[Part of a data file]

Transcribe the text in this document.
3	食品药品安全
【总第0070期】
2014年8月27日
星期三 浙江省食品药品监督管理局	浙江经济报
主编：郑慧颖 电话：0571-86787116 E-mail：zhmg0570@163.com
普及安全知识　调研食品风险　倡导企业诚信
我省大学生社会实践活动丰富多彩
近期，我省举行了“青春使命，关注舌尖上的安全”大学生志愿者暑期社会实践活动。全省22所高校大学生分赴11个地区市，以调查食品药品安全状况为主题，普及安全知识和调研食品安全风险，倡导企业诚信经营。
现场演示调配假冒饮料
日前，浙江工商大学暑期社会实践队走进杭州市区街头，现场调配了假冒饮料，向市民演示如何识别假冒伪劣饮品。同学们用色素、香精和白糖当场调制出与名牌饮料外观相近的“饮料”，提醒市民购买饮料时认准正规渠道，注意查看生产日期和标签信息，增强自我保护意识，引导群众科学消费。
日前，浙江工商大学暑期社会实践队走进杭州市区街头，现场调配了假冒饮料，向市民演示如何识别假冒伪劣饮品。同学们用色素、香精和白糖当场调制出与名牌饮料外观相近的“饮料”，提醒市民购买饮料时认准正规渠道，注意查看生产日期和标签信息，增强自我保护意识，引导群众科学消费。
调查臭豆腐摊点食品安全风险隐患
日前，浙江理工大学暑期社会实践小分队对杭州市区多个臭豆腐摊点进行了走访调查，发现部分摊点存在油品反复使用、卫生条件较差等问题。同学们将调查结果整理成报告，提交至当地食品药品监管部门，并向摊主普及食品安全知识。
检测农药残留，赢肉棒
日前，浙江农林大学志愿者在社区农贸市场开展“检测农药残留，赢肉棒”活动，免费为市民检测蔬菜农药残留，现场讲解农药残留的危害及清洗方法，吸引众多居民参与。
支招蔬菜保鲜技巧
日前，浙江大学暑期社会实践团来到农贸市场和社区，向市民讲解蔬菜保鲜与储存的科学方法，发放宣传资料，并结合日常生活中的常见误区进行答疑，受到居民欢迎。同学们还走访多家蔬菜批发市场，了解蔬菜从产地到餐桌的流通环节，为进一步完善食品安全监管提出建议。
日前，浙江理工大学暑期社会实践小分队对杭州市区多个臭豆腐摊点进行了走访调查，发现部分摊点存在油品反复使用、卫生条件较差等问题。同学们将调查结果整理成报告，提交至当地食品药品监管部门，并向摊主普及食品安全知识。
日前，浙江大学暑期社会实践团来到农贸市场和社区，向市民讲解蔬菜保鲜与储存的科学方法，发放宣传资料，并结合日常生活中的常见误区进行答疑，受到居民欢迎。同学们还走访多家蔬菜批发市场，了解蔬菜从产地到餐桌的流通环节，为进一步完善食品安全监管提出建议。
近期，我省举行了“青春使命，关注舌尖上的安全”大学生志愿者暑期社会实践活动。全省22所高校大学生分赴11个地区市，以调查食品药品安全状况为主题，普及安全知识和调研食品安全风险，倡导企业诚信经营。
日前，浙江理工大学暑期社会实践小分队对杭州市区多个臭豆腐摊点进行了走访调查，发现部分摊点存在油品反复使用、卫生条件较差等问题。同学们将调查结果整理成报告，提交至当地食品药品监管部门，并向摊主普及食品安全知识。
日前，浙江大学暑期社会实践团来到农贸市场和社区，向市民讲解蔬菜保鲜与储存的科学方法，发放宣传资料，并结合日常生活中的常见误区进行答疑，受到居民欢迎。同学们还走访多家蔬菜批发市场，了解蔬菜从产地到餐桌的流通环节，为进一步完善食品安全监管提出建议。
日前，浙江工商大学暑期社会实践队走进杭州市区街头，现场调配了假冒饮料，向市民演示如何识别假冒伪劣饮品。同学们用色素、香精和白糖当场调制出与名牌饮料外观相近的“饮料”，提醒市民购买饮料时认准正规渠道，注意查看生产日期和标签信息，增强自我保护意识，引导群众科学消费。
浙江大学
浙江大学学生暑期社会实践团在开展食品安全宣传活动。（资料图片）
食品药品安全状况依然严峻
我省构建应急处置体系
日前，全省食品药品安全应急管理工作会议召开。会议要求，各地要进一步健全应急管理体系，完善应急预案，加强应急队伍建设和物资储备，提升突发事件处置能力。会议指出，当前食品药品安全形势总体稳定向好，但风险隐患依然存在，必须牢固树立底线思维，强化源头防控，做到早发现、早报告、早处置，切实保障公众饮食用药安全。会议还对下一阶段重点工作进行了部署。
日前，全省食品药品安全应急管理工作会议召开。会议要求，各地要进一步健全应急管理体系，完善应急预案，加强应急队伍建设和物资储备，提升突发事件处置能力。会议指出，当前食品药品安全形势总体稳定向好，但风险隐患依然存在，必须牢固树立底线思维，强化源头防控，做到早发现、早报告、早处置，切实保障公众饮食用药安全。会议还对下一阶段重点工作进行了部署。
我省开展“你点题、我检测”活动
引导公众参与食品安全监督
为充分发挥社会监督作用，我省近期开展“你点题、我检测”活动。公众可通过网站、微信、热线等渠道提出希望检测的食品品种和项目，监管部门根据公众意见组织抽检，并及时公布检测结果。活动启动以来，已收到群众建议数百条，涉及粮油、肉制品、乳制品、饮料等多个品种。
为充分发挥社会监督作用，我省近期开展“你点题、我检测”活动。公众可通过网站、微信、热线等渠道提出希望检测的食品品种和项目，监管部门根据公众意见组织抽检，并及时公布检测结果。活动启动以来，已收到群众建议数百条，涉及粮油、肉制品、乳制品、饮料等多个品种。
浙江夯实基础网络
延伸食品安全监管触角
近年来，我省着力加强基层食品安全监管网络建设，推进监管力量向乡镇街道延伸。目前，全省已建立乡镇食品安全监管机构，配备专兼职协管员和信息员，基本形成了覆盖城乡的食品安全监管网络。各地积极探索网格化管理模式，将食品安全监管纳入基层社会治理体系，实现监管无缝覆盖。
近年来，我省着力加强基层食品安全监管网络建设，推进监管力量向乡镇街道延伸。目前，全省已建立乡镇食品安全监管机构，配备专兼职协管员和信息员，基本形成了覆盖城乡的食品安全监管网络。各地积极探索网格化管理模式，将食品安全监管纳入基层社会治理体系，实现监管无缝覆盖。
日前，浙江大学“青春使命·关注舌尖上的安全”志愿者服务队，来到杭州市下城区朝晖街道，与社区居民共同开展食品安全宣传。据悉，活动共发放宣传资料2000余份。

### EXERCISE PROMPT
Each line above must be printed exactly as it appears.

### EXERCISE RESPONSE
Transcribe the text in this document.
3	食品药品安全
【总第0070期】
2014年8月27日
星期三 浙江省食品药品监督管理局	浙江经济报
主编：郑慧颖 电话：0571-86787116 E-mail：zhmg0570@163.com
普及安全知识　调研食品风险　倡导企业诚信
我省大学生社会实践活动丰富多彩
近期，我省举行了“青春使命，关注舌尖上的安全”大学生志愿者暑期社会实践活动。全省22所高校大学生分赴11个地区市，以调查食品药品安全状况为主题，普及安全知识和调研食品安全风险，倡导企业诚信经营。
现场演示调配假冒饮料
日前，浙江工商大学暑期社会实践队走进杭州市区街头，现场调配了假冒饮料，向市民演示如何识别假冒伪劣饮品。同学们用色素、香精和白糖当场调制出与名牌饮料外观相近的“饮料”，提醒市民购买饮料时认准正规渠道，注意查看生产日期和标签信息，增强自我保护意识，引导群众科学消费。
日前，浙江工商大学暑期社会实践队走进杭州市区街头，现场调配了假冒饮料，向市民演示如何识别假冒伪劣饮品。同学们用色素、香精和白糖当场调制出与名牌饮料外观相近的“饮料”，提醒市民购买饮料时认准正规渠道，注意查看生产日期和标签信息，增强自我保护意识，引导群众科学消费。
调查臭豆腐摊点食品安全风险隐患
日前，浙江理工大学暑期社会实践小分队对杭州市区多个臭豆腐摊点进行了走访调查，发现部分摊点存在油品反复使用、卫生条件较差等问题。同学们将调查结果整理成报告，提交至当地食品药品监管部门，并向摊主普及食品安全知识。
检测农药残留，赢肉棒
日前，浙江农林大学志愿者在社区农贸市场开展“检测农药残留，赢肉棒”活动，免费为市民检测蔬菜农药残留，现场讲解农药残留的危害及清洗方法，吸引众多居民参与。
支招蔬菜保鲜技巧
日前，浙江大学暑期社会实践团来到农贸市场和社区，向市民讲解蔬菜保鲜与储存的科学方法，发放宣传资料，并结合日常生活中的常见误区进行答疑，受到居民欢迎。同学们还走访多家蔬菜批发市场，了解蔬菜从产地到餐桌的流通环节，为进一步完善食品安全监管提出建议。
日前，浙江理工大学暑期社会实践小分队对杭州市区多个臭豆腐摊点进行了走访调查，发现部分摊点存在油品反复使用、卫生条件较差等问题。同学们将调查结果整理成报告，提交至当地食品药品监管部门，并向摊主普及食品安全知识。
日前，浙江大学暑期社会实践团来到农贸市场和社区，向市民讲解蔬菜保鲜与储存的科学方法，发放宣传资料，并结合日常生活中的常见误区进行答疑，受到居民欢迎。同学们还走访多家蔬菜批发市场，了解蔬菜从产地到餐桌的流通环节，为进一步完善食品安全监管提出建议。
近期，我省举行了“青春使命，关注舌尖上的安全”大学生志愿者暑期社会实践活动。全省22所高校大学生分赴11个地区市，以调查食品药品安全状况为主题，普及安全知识和调研食品安全风险，倡导企业诚信经营。
日前，浙江理工大学暑期社会实践小分队对杭州市区多个臭豆腐摊点进行了走访调查，发现部分摊点存在油品反复使用、卫生条件较差等问题。同学们将调查结果整理成报告，提交至当地食品药品监管部门，并向摊主普及食品安全知识。
日前，浙江大学暑期社会实践团来到农贸市场和社区，向市民讲解蔬菜保鲜与储存的科学方法，发放宣传资料，并结合日常生活中的常见误区进行答疑，受到居民欢迎。同学们还走访多家蔬菜批发市场，了解蔬菜从产地到餐桌的流通环节，为进一步完善食品安全监管提出建议。
日前，浙江工商大学暑期社会实践队走进杭州市区街头，现场调配了假冒饮料，向市民演示如何识别假冒伪劣饮品。同学们用色素、香精和白糖当场调制出与名牌饮料外观相近的“饮料”，提醒市民购买饮料时认准正规渠道，注意查看生产日期和标签信息，增强自我保护意识，引导群众科学消费。
浙江大学
浙江大学学生暑期社会实践团在开展食品安全宣传活动。（资料图片）
食品药品安全状况依然严峻
我省构建应急处置体系
日前，全省食品药品安全应急管理工作会议召开。会议要求，各地要进一步健全应急管理体系，完善应急预案，加强应急队伍建设和物资储备，提升突发事件处置能力。会议指出，当前食品药品安全形势总体稳定向好，但风险隐患依然存在，必须牢固树立底线思维，强化源头防控，做到早发现、早报告、早处置，切实保障公众饮食用药安全。会议还对下一阶段重点工作进行了部署。
日前，全省食品药品安全应急管理工作会议召开。会议要求，各地要进一步健全应急管理体系，完善应急预案，加强应急队伍建设和物资储备，提升突发事件处置能力。会议指出，当前食品药品安全形势总体稳定向好，但风险隐患依然存在，必须牢固树立底线思维，强化源头防控，做到早发现、早报告、早处置，切实保障公众饮食用药安全。会议还对下一阶段重点工作进行了部署。
我省开展“你点题、我检测”活动
引导公众参与食品安全监督
为充分发挥社会监督作用，我省近期开展“你点题、我检测”活动。公众可通过网站、微信、热线等渠道提出希望检测的食品品种和项目，监管部门根据公众意见组织抽检，并及时公布检测结果。活动启动以来，已收到群众建议数百条，涉及粮油、肉制品、乳制品、饮料等多个品种。
为充分发挥社会监督作用，我省近期开展“你点题、我检测”活动。公众可通过网站、微信、热线等渠道提出希望检测的食品品种和项目，监管部门根据公众意见组织抽检，并及时公布检测结果。活动启动以来，已收到群众建议数百条，涉及粮油、肉制品、乳制品、饮料等多个品种。
浙江夯实基础网络
延伸食品安全监管触角
近年来，我省着力加强基层食品安全监管网络建设，推进监管力量向乡镇街道延伸。目前，全省已建立乡镇食品安全监管机构，配备专兼职协管员和信息员，基本形成了覆盖城乡的食品安全监管网络。各地积极探索网格化管理模式，将食品安全监管纳入基层社会治理体系，实现监管无缝覆盖。
近年来，我省着力加强基层食品安全监管网络建设，推进监管力量向乡镇街道延伸。目前，全省已建立乡镇食品安全监管机构，配备专兼职协管员和信息员，基本形成了覆盖城乡的食品安全监管网络。各地积极探索网格化管理模式，将食品安全监管纳入基层社会治理体系，实现监管无缝覆盖。
日前，浙江大学“青春使命·关注舌尖上的安全”志愿者服务队，来到杭州市下城区朝晖街道，与社区居民共同开展食品安全宣传。据悉，活动共发放宣传资料2000余份。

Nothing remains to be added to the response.